Restate the data word for word and leave the images out.

*Extracted material*.
* * *

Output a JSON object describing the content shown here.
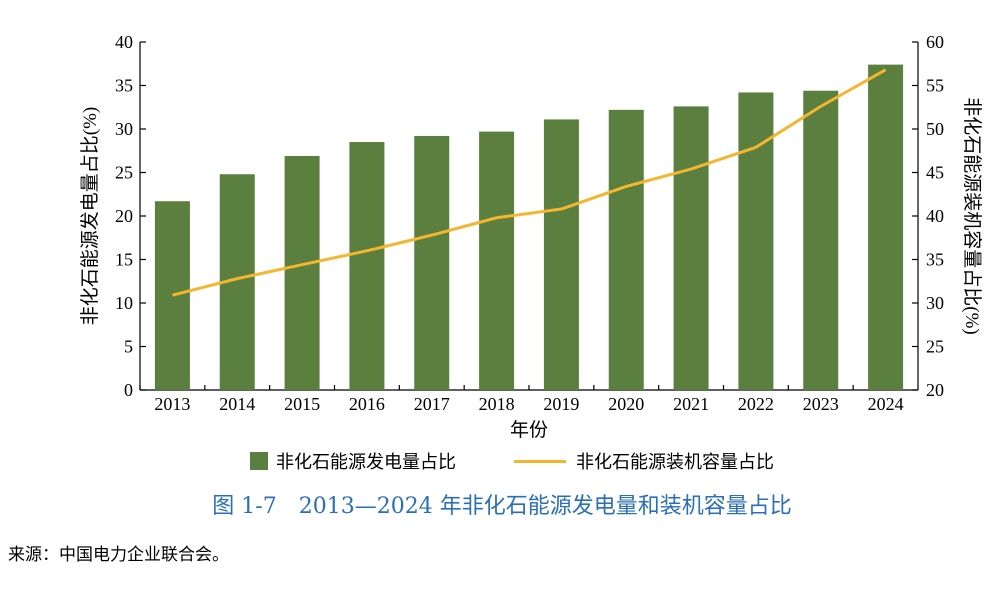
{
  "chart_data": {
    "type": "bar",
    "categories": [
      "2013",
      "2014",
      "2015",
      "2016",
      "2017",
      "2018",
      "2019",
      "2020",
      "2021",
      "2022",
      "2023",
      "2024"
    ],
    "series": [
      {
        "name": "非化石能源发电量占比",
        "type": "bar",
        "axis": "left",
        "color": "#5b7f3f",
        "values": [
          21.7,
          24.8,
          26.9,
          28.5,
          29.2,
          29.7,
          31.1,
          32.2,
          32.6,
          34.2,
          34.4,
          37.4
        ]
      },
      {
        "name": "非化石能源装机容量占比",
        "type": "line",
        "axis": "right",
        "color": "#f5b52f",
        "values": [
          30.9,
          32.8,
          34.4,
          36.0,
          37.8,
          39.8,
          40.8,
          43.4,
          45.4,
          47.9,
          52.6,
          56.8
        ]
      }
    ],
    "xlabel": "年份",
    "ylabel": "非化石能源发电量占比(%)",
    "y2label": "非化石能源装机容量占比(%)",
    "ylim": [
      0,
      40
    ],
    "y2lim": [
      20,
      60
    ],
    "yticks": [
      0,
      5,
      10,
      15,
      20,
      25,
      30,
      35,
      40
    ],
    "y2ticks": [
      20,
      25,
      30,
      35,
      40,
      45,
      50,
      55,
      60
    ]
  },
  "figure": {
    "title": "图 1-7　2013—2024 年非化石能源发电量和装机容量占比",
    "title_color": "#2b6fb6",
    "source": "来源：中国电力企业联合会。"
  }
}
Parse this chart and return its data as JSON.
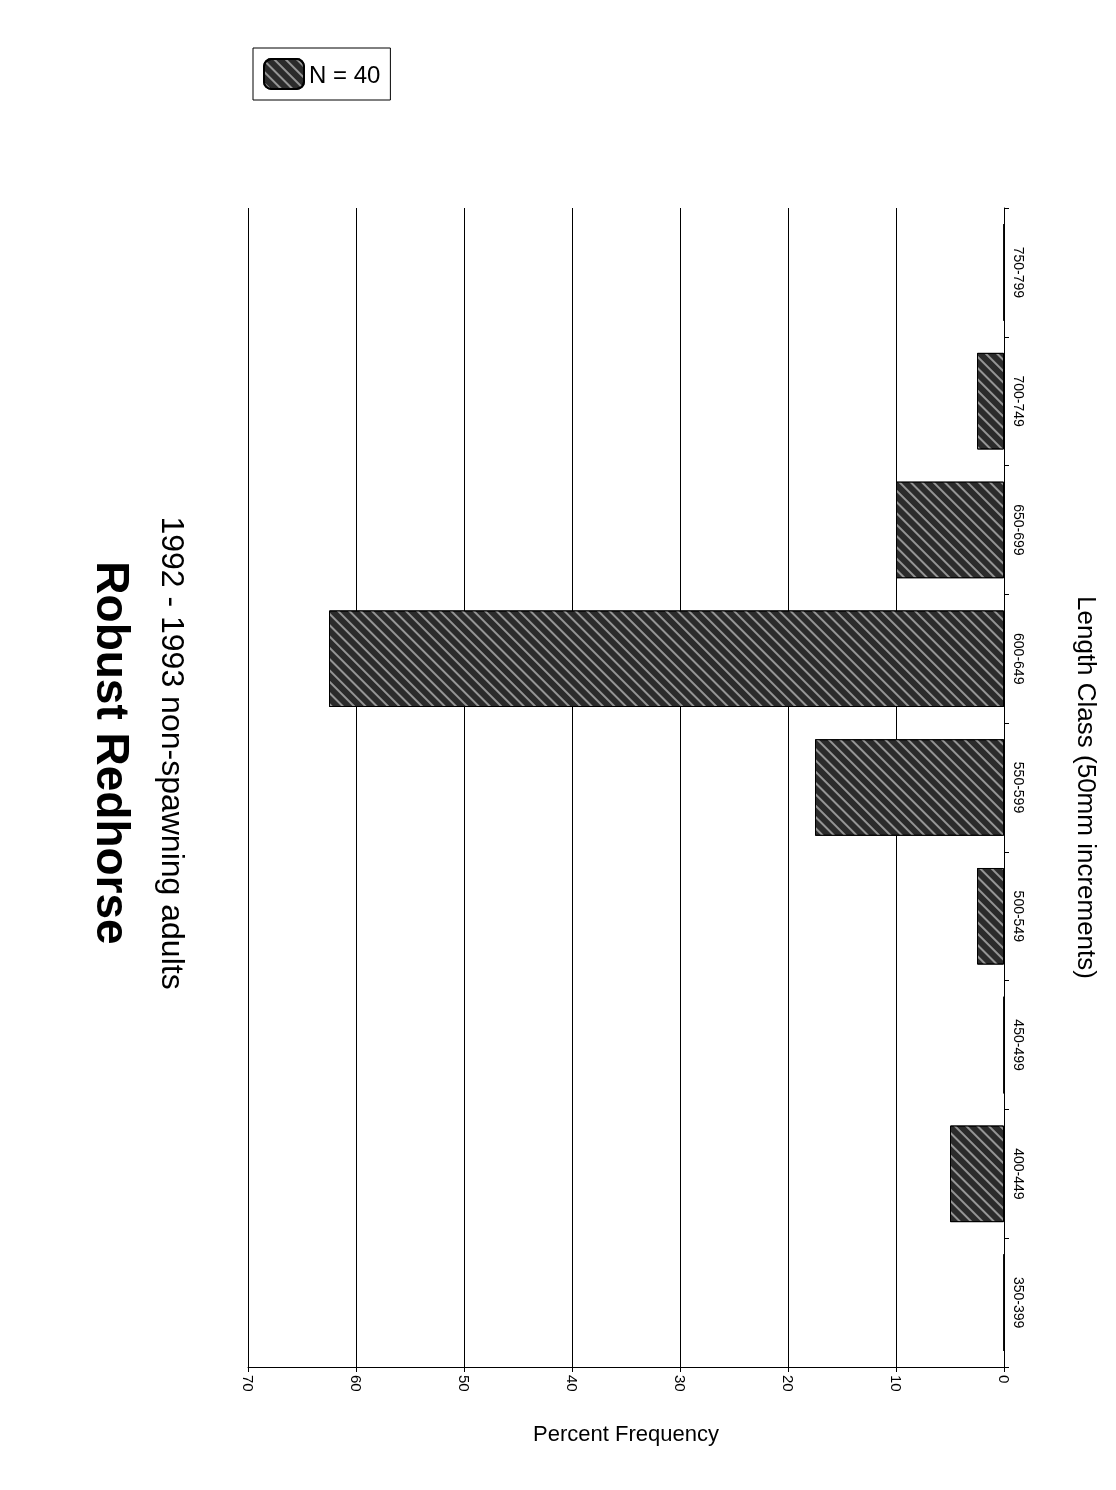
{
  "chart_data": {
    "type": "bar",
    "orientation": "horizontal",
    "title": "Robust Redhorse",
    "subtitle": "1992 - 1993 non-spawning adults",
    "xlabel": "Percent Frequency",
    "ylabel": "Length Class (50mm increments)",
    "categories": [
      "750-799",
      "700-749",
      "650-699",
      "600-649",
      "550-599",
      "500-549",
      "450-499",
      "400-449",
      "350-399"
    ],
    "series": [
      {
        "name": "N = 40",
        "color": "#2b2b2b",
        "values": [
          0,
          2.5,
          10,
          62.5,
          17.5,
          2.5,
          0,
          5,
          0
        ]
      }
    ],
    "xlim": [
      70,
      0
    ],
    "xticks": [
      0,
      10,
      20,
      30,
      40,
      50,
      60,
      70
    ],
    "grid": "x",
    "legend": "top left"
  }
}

* * *

*The result*.
Output a JSON object describing the content shown here.
{
  "chart_data": {
    "type": "bar",
    "categories": [
      "2013",
      "2014",
      "2015",
      "2016",
      "2017",
      "2018",
      "2019",
      "2020",
      "2021",
      "2022",
      "2023",
      "2024"
    ],
    "series": [
      {
        "name": "非化石能源发电量占比",
        "type": "bar",
        "axis": "left",
        "color": "#5b7f3f",
        "values": [
          21.7,
          24.8,
          26.9,
          28.5,
          29.2,
          29.7,
          31.1,
          32.2,
          32.6,
          34.2,
          34.4,
          37.4
        ]
      },
      {
        "name": "非化石能源装机容量占比",
        "type": "line",
        "axis": "right",
        "color": "#f5b52f",
        "values": [
          30.9,
          32.8,
          34.4,
          36.0,
          37.8,
          39.8,
          40.8,
          43.4,
          45.4,
          47.9,
          52.6,
          56.8
        ]
      }
    ],
    "xlabel": "年份",
    "ylabel": "非化石能源发电量占比(%)",
    "y2label": "非化石能源装机容量占比(%)",
    "ylim": [
      0,
      40
    ],
    "y2lim": [
      20,
      60
    ],
    "yticks": [
      0,
      5,
      10,
      15,
      20,
      25,
      30,
      35,
      40
    ],
    "y2ticks": [
      20,
      25,
      30,
      35,
      40,
      45,
      50,
      55,
      60
    ]
  },
  "figure": {
    "title": "图 1-7　2013—2024 年非化石能源发电量和装机容量占比",
    "title_color": "#2b6fb6",
    "source": "来源：中国电力企业联合会。"
  }
}
Parse this chart and return its data as JSON.
{
  "chart_data": {
    "type": "bar",
    "orientation": "horizontal",
    "title": "Robust Redhorse",
    "subtitle": "1992 - 1993 non-spawning adults",
    "xlabel": "Percent Frequency",
    "ylabel": "Length Class (50mm increments)",
    "categories": [
      "750-799",
      "700-749",
      "650-699",
      "600-649",
      "550-599",
      "500-549",
      "450-499",
      "400-449",
      "350-399"
    ],
    "series": [
      {
        "name": "N = 40",
        "color": "#2b2b2b",
        "values": [
          0,
          2.5,
          10,
          62.5,
          17.5,
          2.5,
          0,
          5,
          0
        ]
      }
    ],
    "xlim": [
      70,
      0
    ],
    "xticks": [
      0,
      10,
      20,
      30,
      40,
      50,
      60,
      70
    ],
    "grid": "x",
    "legend": "top left"
  }
}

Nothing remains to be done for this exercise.